[Source data]

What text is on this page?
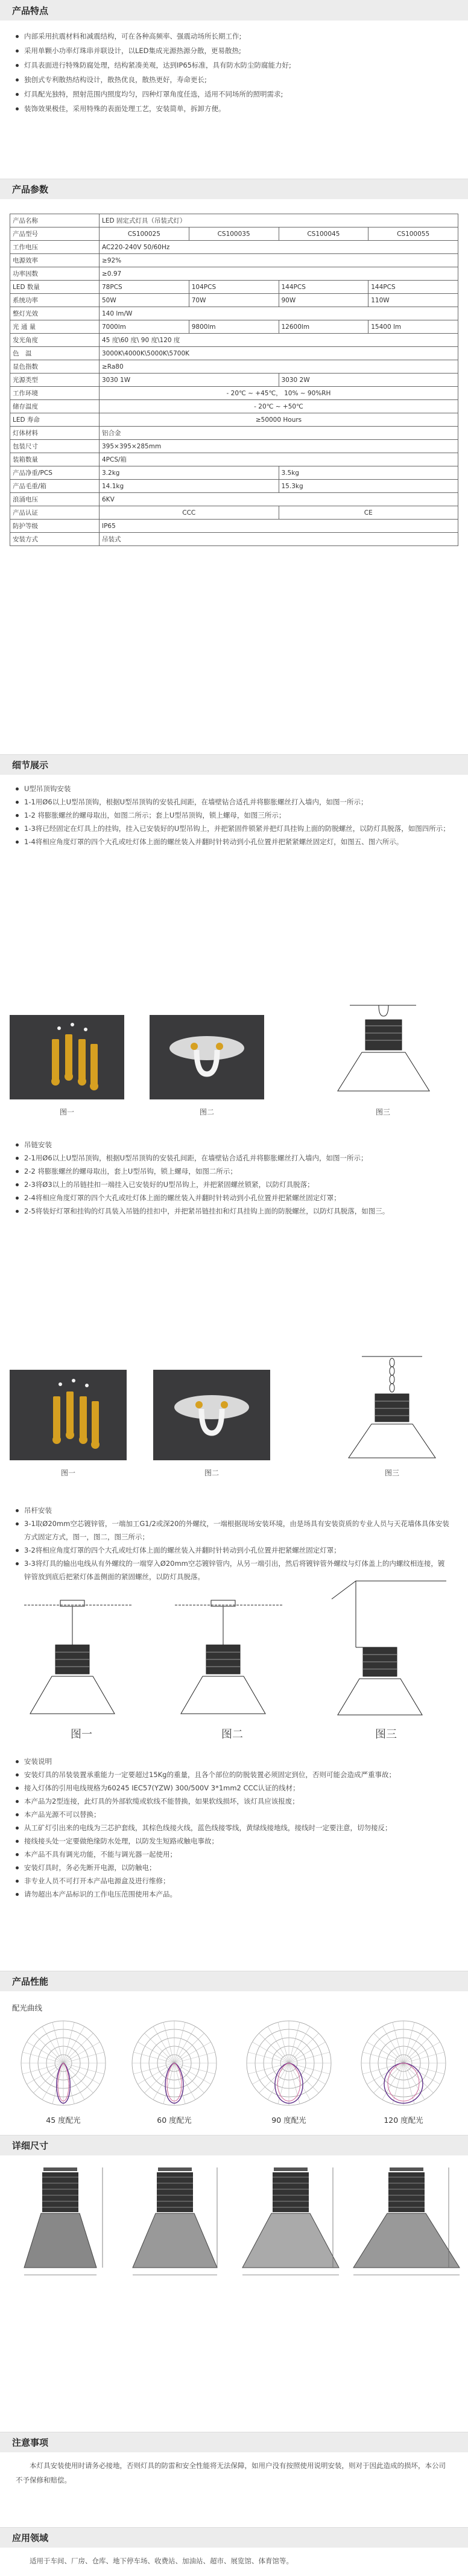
产品特点
内部采用抗震材料和减震结构，可在各种高频率、强震动场所长期工作;
采用单颗小功率灯珠串并联设计，以LED集成光源热源分散，更易散热;
灯具表面进行特殊防腐处理，结构紧凑美观，达到IP65标准，具有防水防尘防腐能力好;
独创式专利散热结构设计，散热优良，散热更好，寿命更长;
灯具配光独特，照射范围内照度均匀，四种灯罩角度任选，适用不同场所的照明需求;
装饰效果极佳，采用特殊的表面处理工艺，安装简单，拆卸方便。
产品参数
产品名称	LED 固定式灯具（吊装式灯）			
产品型号	CS100025	CS100035	CS100045	CS100055
工作电压	AC220-240V 50/60Hz			
电源效率	≥92%			
功率因数	≥0.97			
LED 数量	78PCS	104PCS	144PCS	144PCS
系统功率	50W	70W	90W	110W
整灯光效	140 lm/W			
光 通 量	7000lm	9800lm	12600lm	15400 lm
发光角度	45 度\60 度\ 90 度\120 度			
色　温	3000K\4000K\5000K\5700K			
显色指数	≥Ra80			
光源类型	3030 1W		3030 2W	
工作环境	- 20℃ ~ +45℃， 10% ~ 90%RH			
储存温度	- 20℃ ~ +50℃			
LED 寿命	≥50000 Hours			
灯体材料	铝合金			
包装尺寸	395×395×285mm			
装箱数量	4PCS/箱			
产品净重/PCS	3.2kg		3.5kg	
产品毛重/箱	14.1kg		15.3kg	
浪涌电压	6KV			
产品认证	CCC		CE	
防护等级	IP65			
安装方式	吊装式			
细节展示

U型吊顶钩安装

1-1用Ø6以上U型吊顶钩，根据U型吊顶钩的安装孔间距，在墙壁钻合适孔并将膨胀螺丝打入墙内，如图一所示；

1-2 将膨胀螺丝的螺母取出，如图二所示；套上U型吊顶钩，锁上螺母，如图三所示；

1-3将已经固定在灯具上的挂钩，挂入已安装好的U型吊钩上，并把紧固件锁紧并把灯具挂钩上面的防脱螺丝，以防灯具脱落，如图四所示；

1-4将相应角度灯罩的四个大孔或吐灯体上面的螺丝装入并翻时针转动到小孔位置并把紧紧螺丝固定灯，如图五、图六所示。

图一	图二	图三

吊链安装

2-1用Ø6以上U型吊顶钩，根据U型吊顶钩的安装孔间距，在墙壁钻合适孔并将膨胀螺丝打入墙内，如图一所示；

2-2 将膨胀螺丝的螺母取出，套上U型吊钩，锁上螺母，如图二所示；

2-3将Ø3以上的吊链挂扣一端挂入已安装好的U型吊钩上，并把紧固螺丝锁紧，以防灯具脱落；

2-4将相应角度灯罩的四个大孔或吐灯体上面的螺丝装入并翻时针转动到小孔位置并把紧螺丝固定灯罩；

2-5将装好灯罩和挂钩的灯具装入吊链的挂扣中，并把紧吊链挂扣和灯具挂钩上面的防脱螺丝，以防灯具脱落，如图三。

图一	图二	图三

吊杆安装

3-1取Ø20mm空芯镀锌管，一端加工G1/2或深20的外螺纹，一端根据现场安装环境，由是场具有安装资质的专业人员与天花墙体具体安装方式固定方式，图一，图二，图三所示；

3-2将相应角度灯罩的四个大孔或吐灯体上面的螺丝装入并翻时针转动到小孔位置并把紧螺丝固定灯罩；

3-3将灯具的输出电线从有外螺纹的一端穿入Ø20mm空芯镀锌管内，从另一端引出，然后将镀锌管外螺纹与灯体盖上的内螺纹相连接，镀锌管放到底后把紧灯体盖侧面的紧固螺丝，以防灯具脱落。

图一	图二	图三

安装说明

安装灯具的吊装装置承重能力一定要超过15Kg的重量，且各个部位的防脱装置必须固定到位，否则可能会造成严重事故；

接入灯体的引用电线规格为60245 IEC57(YZW) 300/500V 3*1mm2 CCC认证的线材；

本产品为2型连接，此灯具的外部软缆或软线不能替换，如果软线损坏，该灯具应该报废；

本产品光源不可以替换；

从工矿灯引出来的电线为三芯护套线，其棕色线接火线，蓝色线接零线，黄绿线接地线，接线时一定要注意，切勿接反；

接线接头处一定要做绝缘防水处理，以防发生短路或触电事故；

本产品不具有调光功能，不能与调光器一起使用；

安装灯具时，务必先断开电源，以防触电；

非专业人员不可打开本产品电源盒及进行维修；

请勿超出本产品标识的工作电压范围使用本产品。

产品性能
配光曲线
45 度配光	60 度配光	90 度配光	120 度配光
详细尺寸
注意事项
本灯具安装使用时请务必接地，否则灯具的防雷和安全性能将无法保障，如用户没有按照使用说明安装，则对于因此造成的损坏，本公司不予保修和赔偿。
应用领域
适用于车间、厂房、仓库、地下停车场、收费站、加油站、超市、展览馆、体育馆等。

§ Exercise
Each line above that includes "以防灯具脱落" should be shown.

§ Written answer
1-3将已经固定在灯具上的挂钩，挂入已安装好的U型吊钩上，并把紧固件锁紧并把灯具挂钩上面的防脱螺丝，以防灯具脱落，如图四所示；
2-3将Ø3以上的吊链挂扣一端挂入已安装好的U型吊钩上，并把紧固螺丝锁紧，以防灯具脱落；
2-5将装好灯罩和挂钩的灯具装入吊链的挂扣中，并把紧吊链挂扣和灯具挂钩上面的防脱螺丝，以防灯具脱落，如图三。
3-3将灯具的输出电线从有外螺纹的一端穿入Ø20mm空芯镀锌管内，从另一端引出，然后将镀锌管外螺纹与灯体盖上的内螺纹相连接，镀锌管放到底后把紧灯体盖侧面的紧固螺丝，以防灯具脱落。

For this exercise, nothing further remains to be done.